■ **Given instruction**
Copy every line from the one that holds "Convert this screenshot" to the end of the records below, exactly and with nothing else, but without any pictures.

╭──

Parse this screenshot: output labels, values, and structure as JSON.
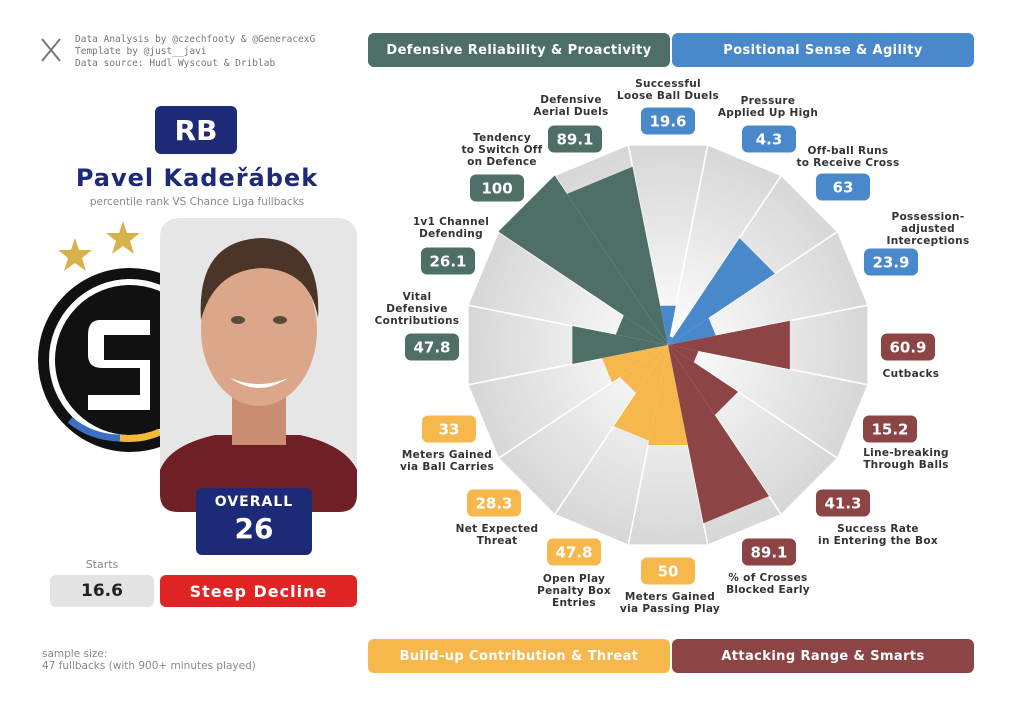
{
  "credits": [
    "Data Analysis by @czechfooty & @GeneracexG",
    "Template by @just__javi",
    "Data source: Hudl Wyscout & Driblab"
  ],
  "player": {
    "position": "RB",
    "name": "Pavel Kadeřábek",
    "subtitle": "percentile rank VS Chance Liga fullbacks",
    "overall_label": "OVERALL",
    "overall_value": 26,
    "starts_label": "Starts",
    "starts_value": 16.6,
    "trend": "Steep Decline"
  },
  "sample_size": [
    "sample size:",
    "47 fullbacks (with 900+ minutes played)"
  ],
  "chart_data": {
    "type": "polar-bar",
    "categories": [
      "Successful\nLoose Ball Duels",
      "Pressure\nApplied Up High",
      "Off-ball Runs\nto Receive Cross",
      "Possession-adjusted\nInterceptions",
      "Cutbacks",
      "Line-breaking\nThrough Balls",
      "Success Rate\nin Entering the Box",
      "% of Crosses\nBlocked Early",
      "Meters Gained\nvia Passing Play",
      "Open Play\nPenalty Box\nEntries",
      "Net Expected\nThreat",
      "Meters Gained\nvia Ball Carries",
      "Vital\nDefensive\nContributions",
      "1v1 Channel\nDefending",
      "Tendency\nto Switch Off\non Defence",
      "Defensive\nAerial Duels"
    ],
    "ylim": [
      0,
      100
    ],
    "series": [
      {
        "name": "Defensive Reliability & Proactivity",
        "color": "#4e6e68",
        "values": [
          null,
          null,
          null,
          null,
          null,
          null,
          null,
          null,
          null,
          null,
          null,
          null,
          47.8,
          26.1,
          100,
          89.1
        ]
      },
      {
        "name": "Positional Sense & Agility",
        "color": "#4a88cc",
        "values": [
          19.6,
          4.3,
          63,
          23.9,
          null,
          null,
          null,
          null,
          null,
          null,
          null,
          null,
          null,
          null,
          null,
          null
        ]
      },
      {
        "name": "Build-up Contribution & Threat",
        "color": "#f6b84c",
        "values": [
          null,
          null,
          null,
          null,
          null,
          null,
          null,
          null,
          50,
          47.8,
          28.3,
          33,
          null,
          null,
          null,
          null
        ]
      },
      {
        "name": "Attacking Range & Smarts",
        "color": "#8c4444",
        "values": [
          null,
          null,
          null,
          null,
          60.9,
          15.2,
          41.3,
          89.1,
          null,
          null,
          null,
          null,
          null,
          null,
          null,
          null
        ]
      }
    ]
  }
}
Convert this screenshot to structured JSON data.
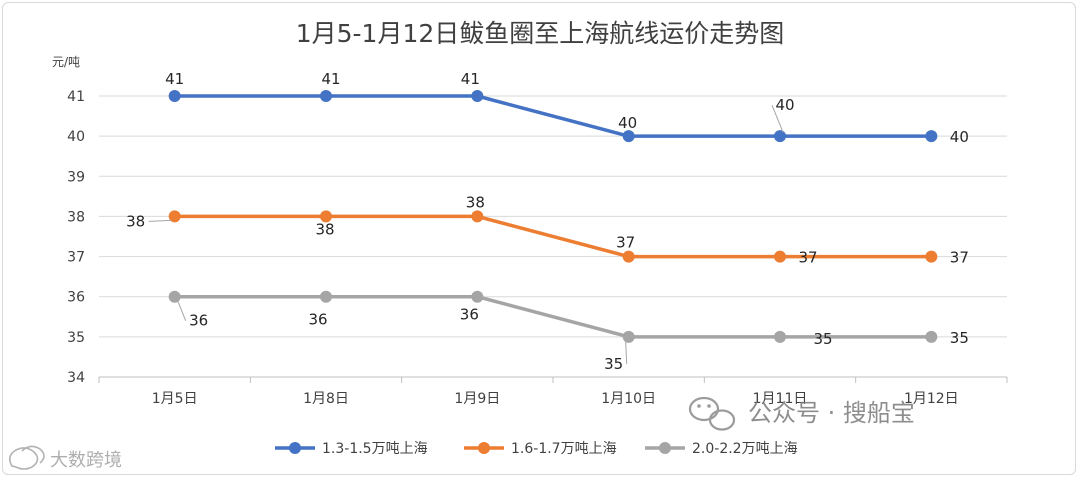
{
  "chart_data": {
    "type": "line",
    "title": "1月5-1月12日鲅鱼圈至上海航线运价走势图",
    "ylabel": "元/吨",
    "xlabel": "",
    "categories": [
      "1月5日",
      "1月8日",
      "1月9日",
      "1月10日",
      "1月11日",
      "1月12日"
    ],
    "ylim": [
      34,
      41
    ],
    "yticks": [
      34,
      35,
      36,
      37,
      38,
      39,
      40,
      41
    ],
    "grid": true,
    "legend_position": "bottom",
    "series": [
      {
        "name": "1.3-1.5万吨上海",
        "color": "#4472c4",
        "values": [
          41,
          41,
          41,
          40,
          40,
          40
        ]
      },
      {
        "name": "1.6-1.7万吨上海",
        "color": "#ed7d31",
        "values": [
          38,
          38,
          38,
          37,
          37,
          37
        ]
      },
      {
        "name": "2.0-2.2万吨上海",
        "color": "#a5a5a5",
        "values": [
          36,
          36,
          36,
          35,
          35,
          35
        ]
      }
    ]
  },
  "watermarks": {
    "brand": "公众号 · 搜船宝",
    "corner": "大数跨境",
    "brand_icon": "wechat-icon",
    "corner_icon": "bubble-icon"
  }
}
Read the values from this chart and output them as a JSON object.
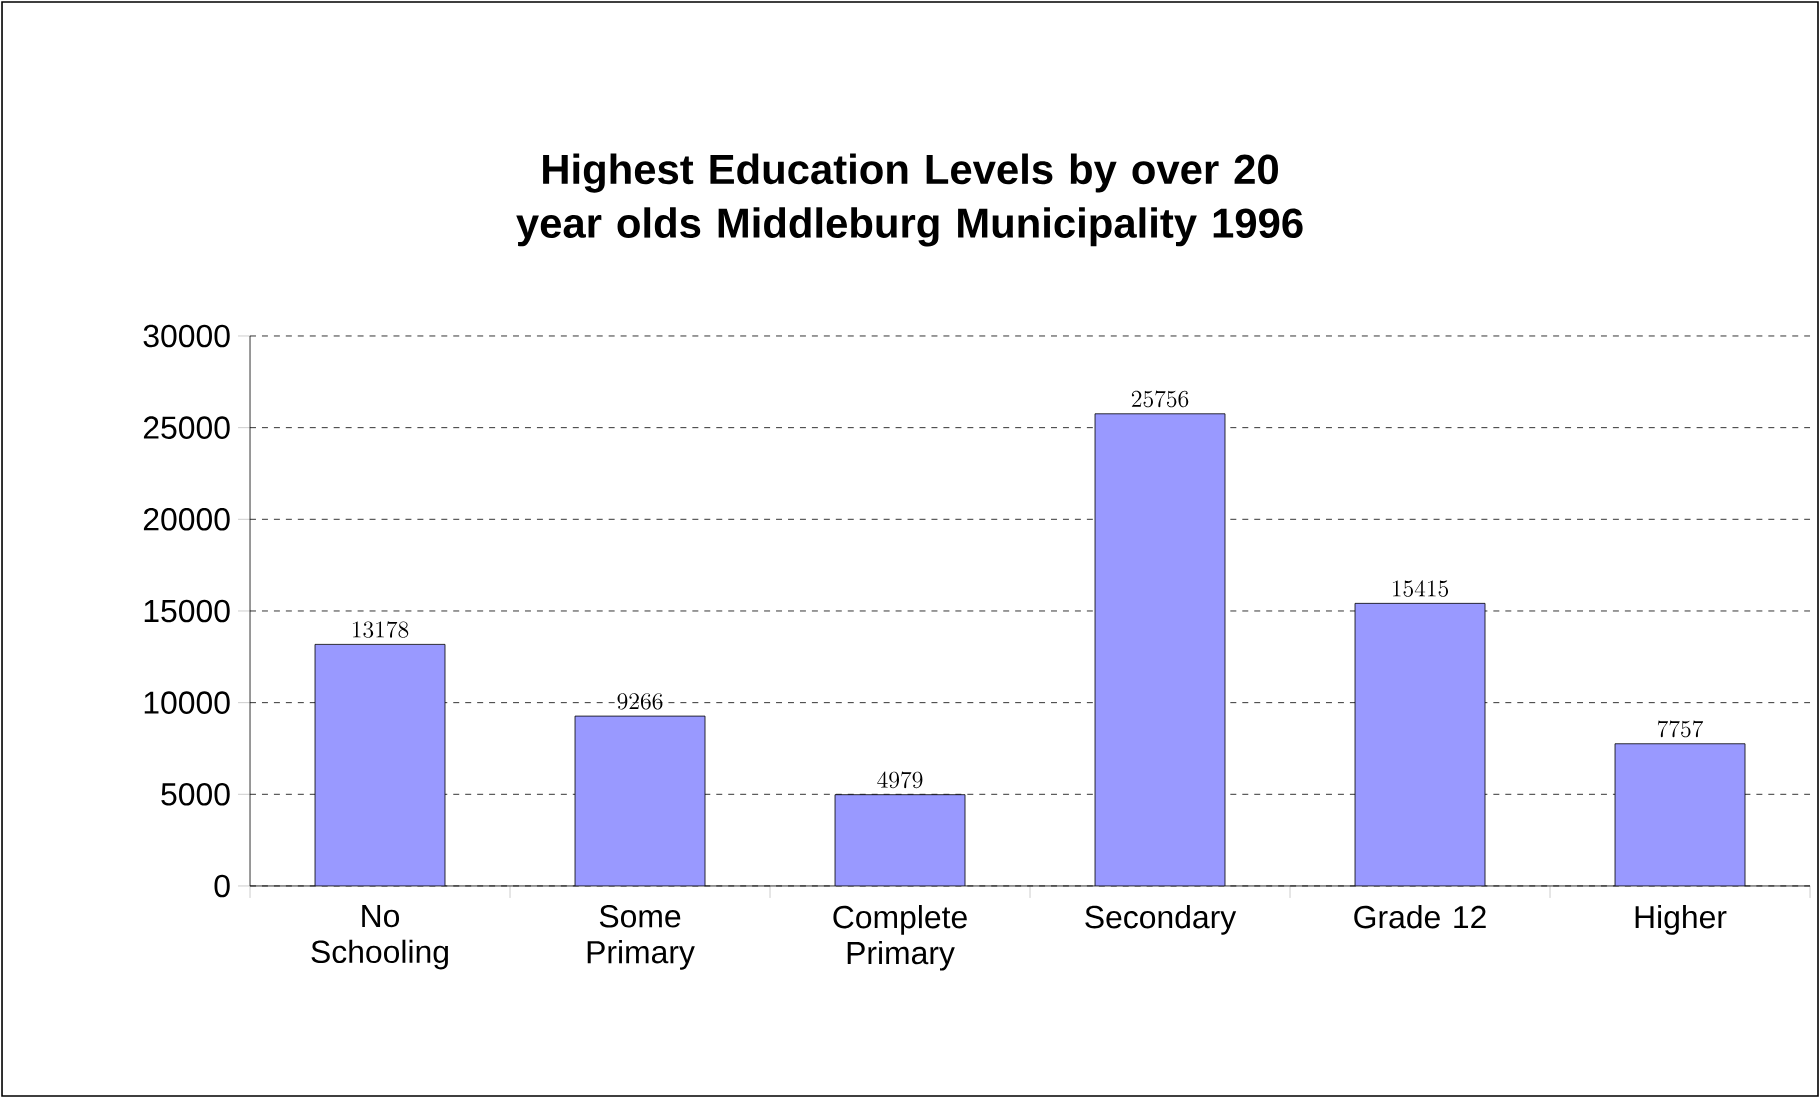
{
  "chart_data": {
    "type": "bar",
    "title": "Highest Education Levels by over 20 year olds Middleburg Municipality 1996",
    "categories": [
      "No Schooling",
      "Some Primary",
      "Complete Primary",
      "Secondary",
      "Grade 12",
      "Higher"
    ],
    "values": [
      13178,
      9266,
      4979,
      25756,
      15415,
      7757
    ],
    "color": "#9999ff",
    "ylim": [
      0,
      30000
    ],
    "yticks": [
      0,
      5000,
      10000,
      15000,
      20000,
      25000,
      30000
    ],
    "grid": "y",
    "data_labels": true
  }
}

╰──

■ **Solution below**
Convert this screenshot to structured JSON data.
{
  "chart_data": {
    "type": "line",
    "title": "1月5-1月12日鲅鱼圈至上海航线运价走势图",
    "ylabel": "元/吨",
    "xlabel": "",
    "categories": [
      "1月5日",
      "1月8日",
      "1月9日",
      "1月10日",
      "1月11日",
      "1月12日"
    ],
    "ylim": [
      34,
      41
    ],
    "yticks": [
      34,
      35,
      36,
      37,
      38,
      39,
      40,
      41
    ],
    "grid": true,
    "legend_position": "bottom",
    "series": [
      {
        "name": "1.3-1.5万吨上海",
        "color": "#4472c4",
        "values": [
          41,
          41,
          41,
          40,
          40,
          40
        ]
      },
      {
        "name": "1.6-1.7万吨上海",
        "color": "#ed7d31",
        "values": [
          38,
          38,
          38,
          37,
          37,
          37
        ]
      },
      {
        "name": "2.0-2.2万吨上海",
        "color": "#a5a5a5",
        "values": [
          36,
          36,
          36,
          35,
          35,
          35
        ]
      }
    ]
  },
  "watermarks": {
    "brand": "公众号 · 搜船宝",
    "corner": "大数跨境",
    "brand_icon": "wechat-icon",
    "corner_icon": "bubble-icon"
  }
}
Read the values from this chart and output them as a JSON object.
{
  "chart_data": {
    "type": "bar",
    "title": "Highest Education Levels by over 20 year olds Middleburg Municipality 1996",
    "categories": [
      "No Schooling",
      "Some Primary",
      "Complete Primary",
      "Secondary",
      "Grade 12",
      "Higher"
    ],
    "values": [
      13178,
      9266,
      4979,
      25756,
      15415,
      7757
    ],
    "color": "#9999ff",
    "ylim": [
      0,
      30000
    ],
    "yticks": [
      0,
      5000,
      10000,
      15000,
      20000,
      25000,
      30000
    ],
    "grid": "y",
    "data_labels": true
  }
}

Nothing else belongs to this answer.